Figure dataset records
#####

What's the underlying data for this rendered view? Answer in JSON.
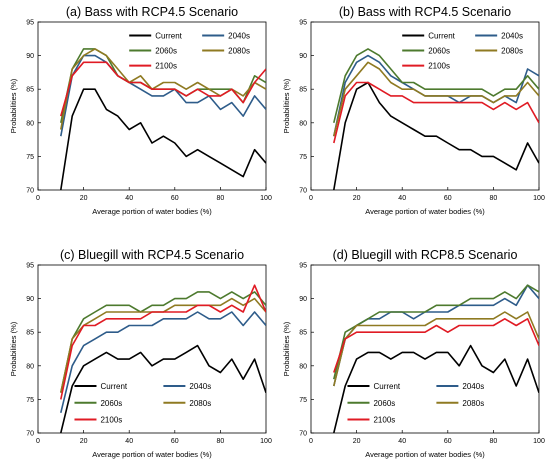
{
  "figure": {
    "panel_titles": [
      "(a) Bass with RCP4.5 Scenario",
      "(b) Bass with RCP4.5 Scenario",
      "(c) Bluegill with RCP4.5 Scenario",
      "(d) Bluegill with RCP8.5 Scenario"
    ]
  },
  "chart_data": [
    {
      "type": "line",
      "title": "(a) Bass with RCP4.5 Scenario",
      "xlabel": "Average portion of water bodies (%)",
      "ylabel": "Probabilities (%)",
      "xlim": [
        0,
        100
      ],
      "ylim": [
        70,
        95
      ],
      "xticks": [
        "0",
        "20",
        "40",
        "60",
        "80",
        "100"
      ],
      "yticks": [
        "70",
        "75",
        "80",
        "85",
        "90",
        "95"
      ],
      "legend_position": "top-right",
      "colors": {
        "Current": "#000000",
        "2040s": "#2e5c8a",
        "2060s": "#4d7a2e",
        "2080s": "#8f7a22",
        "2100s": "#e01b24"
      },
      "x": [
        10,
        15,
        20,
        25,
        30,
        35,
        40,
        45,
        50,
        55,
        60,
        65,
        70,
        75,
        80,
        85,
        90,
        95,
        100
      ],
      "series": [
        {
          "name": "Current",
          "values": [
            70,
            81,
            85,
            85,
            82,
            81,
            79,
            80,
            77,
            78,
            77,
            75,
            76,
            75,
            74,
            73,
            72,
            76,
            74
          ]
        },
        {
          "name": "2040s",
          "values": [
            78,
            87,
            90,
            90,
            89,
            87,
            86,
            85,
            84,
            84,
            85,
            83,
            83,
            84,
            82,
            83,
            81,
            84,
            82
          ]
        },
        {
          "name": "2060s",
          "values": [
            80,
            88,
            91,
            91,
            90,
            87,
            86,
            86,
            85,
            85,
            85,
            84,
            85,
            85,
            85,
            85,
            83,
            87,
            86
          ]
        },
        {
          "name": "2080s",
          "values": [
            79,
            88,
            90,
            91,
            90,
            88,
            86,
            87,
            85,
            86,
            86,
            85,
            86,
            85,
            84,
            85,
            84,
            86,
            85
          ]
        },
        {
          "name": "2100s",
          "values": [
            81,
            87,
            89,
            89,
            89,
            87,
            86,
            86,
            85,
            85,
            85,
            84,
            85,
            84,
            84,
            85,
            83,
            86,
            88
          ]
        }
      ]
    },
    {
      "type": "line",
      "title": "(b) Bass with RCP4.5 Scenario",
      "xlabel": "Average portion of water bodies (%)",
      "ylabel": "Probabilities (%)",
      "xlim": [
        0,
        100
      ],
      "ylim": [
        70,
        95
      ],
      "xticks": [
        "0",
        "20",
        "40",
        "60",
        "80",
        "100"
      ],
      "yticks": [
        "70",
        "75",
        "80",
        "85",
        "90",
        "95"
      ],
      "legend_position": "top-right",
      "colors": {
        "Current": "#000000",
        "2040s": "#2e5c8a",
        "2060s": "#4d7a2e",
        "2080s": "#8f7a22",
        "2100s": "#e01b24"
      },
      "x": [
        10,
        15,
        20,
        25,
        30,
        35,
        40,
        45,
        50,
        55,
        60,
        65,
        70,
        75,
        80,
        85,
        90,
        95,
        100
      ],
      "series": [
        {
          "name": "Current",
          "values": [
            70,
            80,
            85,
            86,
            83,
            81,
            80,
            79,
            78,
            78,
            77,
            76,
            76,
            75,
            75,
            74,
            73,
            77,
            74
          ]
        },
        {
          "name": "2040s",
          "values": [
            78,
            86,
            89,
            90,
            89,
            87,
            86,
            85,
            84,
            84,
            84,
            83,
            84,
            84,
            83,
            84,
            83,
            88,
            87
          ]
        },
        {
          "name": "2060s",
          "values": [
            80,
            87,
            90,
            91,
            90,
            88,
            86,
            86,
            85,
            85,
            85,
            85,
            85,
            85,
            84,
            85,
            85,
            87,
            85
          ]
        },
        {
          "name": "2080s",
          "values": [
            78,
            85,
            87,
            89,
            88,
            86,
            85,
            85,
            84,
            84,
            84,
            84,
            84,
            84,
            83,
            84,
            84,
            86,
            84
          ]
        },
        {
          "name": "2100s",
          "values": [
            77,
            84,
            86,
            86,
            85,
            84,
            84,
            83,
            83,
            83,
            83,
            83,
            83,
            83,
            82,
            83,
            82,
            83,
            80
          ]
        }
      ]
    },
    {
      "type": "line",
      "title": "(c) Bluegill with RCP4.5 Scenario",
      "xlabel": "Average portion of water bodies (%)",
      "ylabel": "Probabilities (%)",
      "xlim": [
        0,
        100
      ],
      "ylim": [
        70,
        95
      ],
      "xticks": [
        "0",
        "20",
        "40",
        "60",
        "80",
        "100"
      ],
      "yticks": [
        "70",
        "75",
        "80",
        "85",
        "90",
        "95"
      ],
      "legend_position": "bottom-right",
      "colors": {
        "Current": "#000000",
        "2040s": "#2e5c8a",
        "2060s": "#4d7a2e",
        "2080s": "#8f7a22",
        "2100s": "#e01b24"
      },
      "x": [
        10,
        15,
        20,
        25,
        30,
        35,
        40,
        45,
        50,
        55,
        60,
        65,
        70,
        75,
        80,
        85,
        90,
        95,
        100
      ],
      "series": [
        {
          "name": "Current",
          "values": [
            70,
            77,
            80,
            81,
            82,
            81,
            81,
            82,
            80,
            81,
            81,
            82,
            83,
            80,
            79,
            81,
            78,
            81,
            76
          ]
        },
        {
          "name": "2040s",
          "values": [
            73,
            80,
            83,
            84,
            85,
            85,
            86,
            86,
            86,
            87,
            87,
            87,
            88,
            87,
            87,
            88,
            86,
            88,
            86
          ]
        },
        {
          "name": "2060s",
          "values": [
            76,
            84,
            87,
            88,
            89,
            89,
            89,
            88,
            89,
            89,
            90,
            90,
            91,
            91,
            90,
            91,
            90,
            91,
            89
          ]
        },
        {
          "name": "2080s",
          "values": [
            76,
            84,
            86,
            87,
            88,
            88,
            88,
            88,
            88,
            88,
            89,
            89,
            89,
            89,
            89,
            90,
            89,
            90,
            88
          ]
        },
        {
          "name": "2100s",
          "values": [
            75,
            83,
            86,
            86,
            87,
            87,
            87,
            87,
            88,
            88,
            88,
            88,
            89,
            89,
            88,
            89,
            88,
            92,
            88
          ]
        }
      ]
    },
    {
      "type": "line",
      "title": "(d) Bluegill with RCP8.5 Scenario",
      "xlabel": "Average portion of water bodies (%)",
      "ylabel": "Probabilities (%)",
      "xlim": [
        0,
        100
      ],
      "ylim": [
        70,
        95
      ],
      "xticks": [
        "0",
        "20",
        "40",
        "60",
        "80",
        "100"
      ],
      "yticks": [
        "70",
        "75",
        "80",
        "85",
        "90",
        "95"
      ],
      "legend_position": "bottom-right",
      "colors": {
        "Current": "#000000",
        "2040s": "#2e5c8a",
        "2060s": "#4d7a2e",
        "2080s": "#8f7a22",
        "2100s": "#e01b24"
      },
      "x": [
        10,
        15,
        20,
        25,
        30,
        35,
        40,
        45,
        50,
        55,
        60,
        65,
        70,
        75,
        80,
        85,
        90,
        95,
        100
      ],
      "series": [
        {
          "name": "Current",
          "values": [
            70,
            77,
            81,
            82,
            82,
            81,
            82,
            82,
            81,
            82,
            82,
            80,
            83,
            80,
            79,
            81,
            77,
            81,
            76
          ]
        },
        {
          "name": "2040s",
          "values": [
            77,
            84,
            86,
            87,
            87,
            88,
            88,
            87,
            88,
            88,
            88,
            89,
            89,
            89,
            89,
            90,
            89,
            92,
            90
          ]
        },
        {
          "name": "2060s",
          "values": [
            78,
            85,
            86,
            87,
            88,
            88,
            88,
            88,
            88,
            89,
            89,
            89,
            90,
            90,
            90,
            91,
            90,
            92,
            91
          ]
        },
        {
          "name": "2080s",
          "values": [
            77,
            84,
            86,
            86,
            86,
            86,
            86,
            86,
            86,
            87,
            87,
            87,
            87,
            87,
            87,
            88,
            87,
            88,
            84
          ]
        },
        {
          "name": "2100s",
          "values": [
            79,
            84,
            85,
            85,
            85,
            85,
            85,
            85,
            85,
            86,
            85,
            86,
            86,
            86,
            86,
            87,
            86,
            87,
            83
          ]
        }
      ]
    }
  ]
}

#####

* [GOAL OF THE EXERCISE]:
Which lines above contain "Scenario"? Show each of them.

* [SOLUTION TO THIS TASK]:
      "(a) Bass with RCP4.5 Scenario",
      "(b) Bass with RCP4.5 Scenario",
      "(c) Bluegill with RCP4.5 Scenario",
      "(d) Bluegill with RCP8.5 Scenario"
      "title": "(a) Bass with RCP4.5 Scenario",
      "title": "(b) Bass with RCP4.5 Scenario",
      "title": "(c) Bluegill with RCP4.5 Scenario",
      "title": "(d) Bluegill with RCP8.5 Scenario",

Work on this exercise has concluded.